■ **Brief**
Can the data below be set down again exactly, line for line?

[start]

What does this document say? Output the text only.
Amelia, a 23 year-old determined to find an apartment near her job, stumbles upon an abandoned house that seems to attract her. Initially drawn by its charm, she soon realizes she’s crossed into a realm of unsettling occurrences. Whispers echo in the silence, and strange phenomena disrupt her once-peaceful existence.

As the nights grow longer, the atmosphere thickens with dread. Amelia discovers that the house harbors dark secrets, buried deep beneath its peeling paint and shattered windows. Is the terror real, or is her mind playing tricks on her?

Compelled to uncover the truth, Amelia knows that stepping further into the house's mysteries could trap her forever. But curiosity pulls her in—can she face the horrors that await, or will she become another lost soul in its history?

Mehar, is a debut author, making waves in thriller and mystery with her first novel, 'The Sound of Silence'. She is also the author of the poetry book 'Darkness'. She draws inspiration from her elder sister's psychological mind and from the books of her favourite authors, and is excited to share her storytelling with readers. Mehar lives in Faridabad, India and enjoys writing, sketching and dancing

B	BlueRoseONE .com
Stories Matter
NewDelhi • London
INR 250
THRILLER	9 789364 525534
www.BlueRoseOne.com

[end]

■ **Output of the exercise**
What does this document say? Output the text only.
Amelia, a 23 year-old determined to find an apartment near her job, stumbles upon an abandoned house that seems to attract her. Initially drawn by its charm, she soon realizes she’s crossed into a realm of unsettling occurrences. Whispers echo in the silence, and strange phenomena disrupt her once-peaceful existence.

As the nights grow longer, the atmosphere thickens with dread. Amelia discovers that the house harbors dark secrets, buried deep beneath its peeling paint and shattered windows. Is the terror real, or is her mind playing tricks on her?

Compelled to uncover the truth, Amelia knows that stepping further into the house's mysteries could trap her forever. But curiosity pulls her in—can she face the horrors that await, or will she become another lost soul in its history?

Mehar, is a debut author, making waves in thriller and mystery with her first novel, 'The Sound of Silence'. She is also the author of the poetry book 'Darkness'. She draws inspiration from her elder sister's psychological mind and from the books of her favourite authors, and is excited to share her storytelling with readers. Mehar lives in Faridabad, India and enjoys writing, sketching and dancing

B	BlueRoseONE .com
Stories Matter
NewDelhi • London
INR 250
THRILLER	9 789364 525534
www.BlueRoseOne.com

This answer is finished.